1. promoting free movement of goods and services and factors of production (does this include labour?) between US and SSA 2. rapid trade liberalisation, 3. the withdrawal of trade barriers which protect local agriculture, and 4. incentives for investment. 5. reducing high import and corporate taxes 6. foreign investment issues, such as the provision of national treatment for foreign investors 7. the protection of property rights, such as protection against expropriation, etc.

In practice, these correspond to the economic reforms promoted under structural adjustment programs, and the proposals made under the Multilateral Agreement on Investment (MAI) compliance with which is likely to serve as a litmus test for good practice. The reality is that compliance with these programmes is associated with slow growth, a poor record on investment and, in many cases, failure to protect social investment.

* The trade incentives envisaged under the Act focus on improvements to the US's Generalised System of Preferences, with a commitment to reducing tariffs and enlarging product coverage to include sensitive items such as textiles. As one element in an integrated trade and development strategy, enhanced preferences could yield important benefits. However, experience under the GSP confirms that African countries have been unable to seize existing opportunities because of supply side constraints, including high transport costs and poor infrastructure. Implementation of the Uruguay Round agreement, under which general liberalisation and the phasing out of the Multi-fibre Agreement (MFA) will erode preferences, will have the effect of eroding the already limited advantages of preferences. Failure to address the deeper structural problems associated with Africa's dependence on primary commodities is another source of concern in the US proposal. * The failure to address the question of coherence between aid, trade and debt policies is another issue. According to Oxfam International, subsidised agricultural production and export dumping by the US and other industrialised countries continues to undermine market opportunities for African producers. The same practices result in African smallholder producers seeing their markets ruined and household incomes decline as a result of cheap imports. Even with the rise in agricultural prices in 1996, the OECD countries spent the equivalent of $166 billion on agricultural subsidies, with the US spending over $7 billion in subsidies for cereal producers. * While the eligibility criteria are very emphatic on privatisation and unleashing of the market forces in the economies of sub-Saharan Africa, the same is contradicted by the central role of the executive in the US where the Bill seeks to invest the US president with sweeping powers in directing trade. Why doesn't the Bill just leave the US private sector and Africa's business community to strike their own balance?

____

• [To be done]:
1 – Print the portion of the trade bill passage that opens at "1. promoting free" and ends after "against expropriation, etc.".
2 – Carry on the trade bill passage, picking up after its final sentence.

• [Data listing]:

____

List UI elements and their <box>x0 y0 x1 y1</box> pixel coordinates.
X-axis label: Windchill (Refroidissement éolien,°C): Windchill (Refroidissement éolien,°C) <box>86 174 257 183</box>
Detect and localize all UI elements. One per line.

____

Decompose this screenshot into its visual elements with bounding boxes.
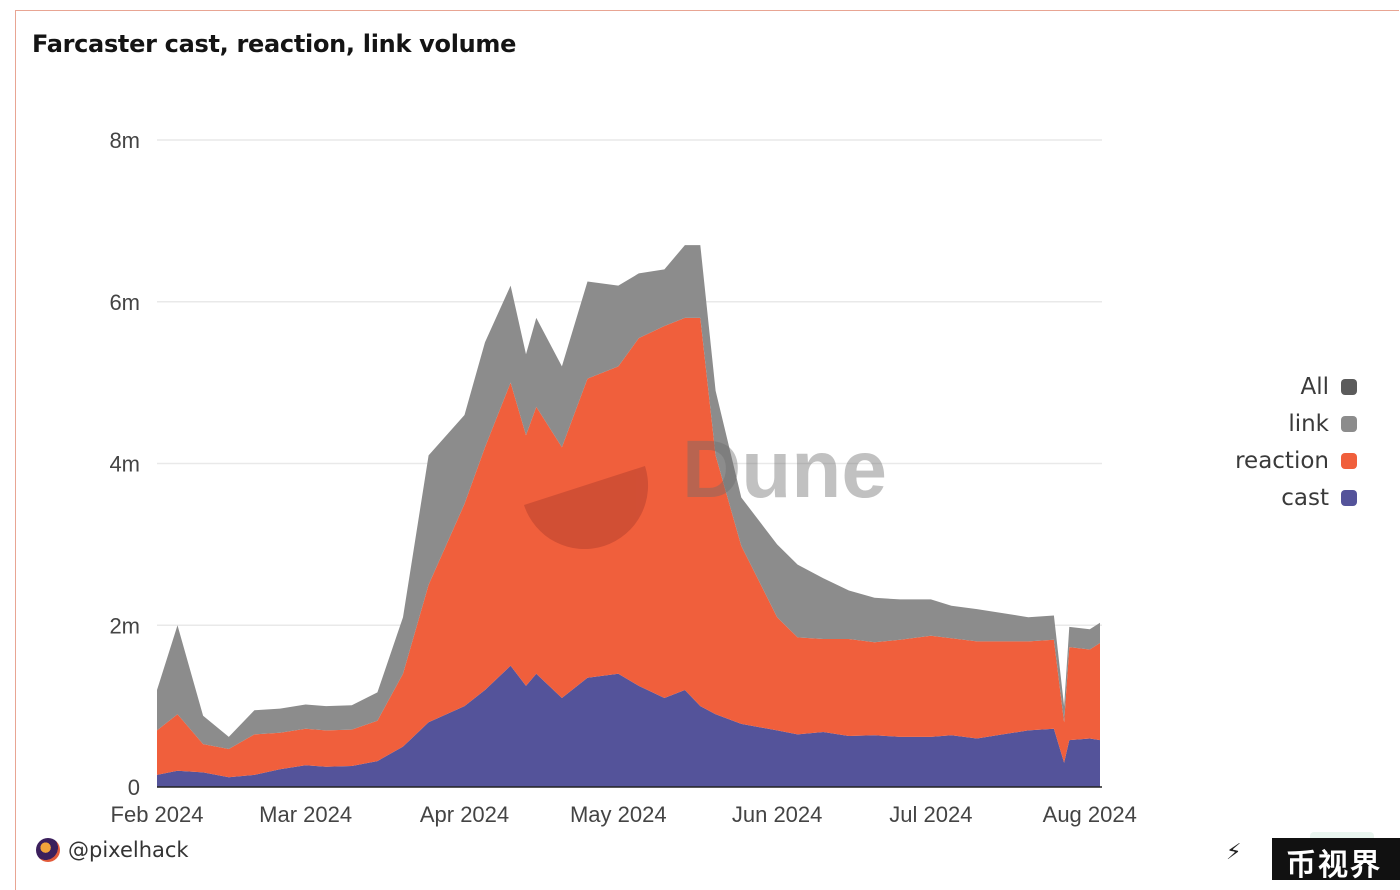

____

• [In response]:
1 –
1. promoting free movement of goods and services and factors of production (does this include labour?) between US and SSA 2. rapid trade liberalisation, 3. the withdrawal of trade barriers which protect local agriculture, and 4. incentives for investment. 5. reducing high import and corporate taxes 6. foreign investment issues, such as the provision of national treatment for foreign investors 7. the protection of property rights, such as protection against expropriation, etc.

2 –
* It should also be noted that efforts to promote private investment will not be successful as long as Africa's debt crisis persists. Yet the US continues to use its influence to delay implementation of debt reduction under the IMF-World Bank framework for Highly Indebted Poor Countries (HPIC), which though we find to be a move in the right direction, still fails to address the debt problem of majority of the countries of Sub-Saharan Africa. * Use of tariff and non-tariff barriers to restrict market entry in areas such as textiles, apparel, leather and agriculture further erodes opportunities for the development and growth of indigenous entrepreneurs as well as possibilities for joint ventures in Africa. The visa problems cited in the case of Kenya and Mauritius (Sec 8(c )(1)) should be discussed on a government-to-government and case-by-case basis than rather than being left to the executive whims of Washington. * The US and other industrialised countries need to look beyond aid to an integrated and coherent strategy for bringing their trade policies into line with the objectives set for development co-operation, particularly with regard to poverty eradication. The Bill is loudly silent on how the US is going to leverage poverty reduction and wider social development measures on its trade and investment regime. * In Sec 7, the Bill calls for the creation of a US-Sub-Saharan Africa Free Trade Area. A casual glance at the records from NAFTA, particularly Mexico's experience make this a scaring proposal.

* The Bill is silent on what opportunities and concessions will be accorded to Africa to export manufactured, processed and semi-processed goods into the US nor whether the US will open itself to importing services from SSA. It thus only succeeds in reinforcing stereotype compartmentalisation which relegates SSA as a market for US (and other industrialised countries') manufactures and services and a source of cheap raw materials and labour. For more information: Oduor Ong'wen, EcoNews Africa, P.O. Box 76406 Nairobi, KENYA; Tel 254 2 721076/721099/721655; Fax 254 2 725171; E

************************************************************ From: Date: Tue, 9 Sep 1997 08:15:47 -0500 Subject: Africa: US Economic Proposals (Commentary)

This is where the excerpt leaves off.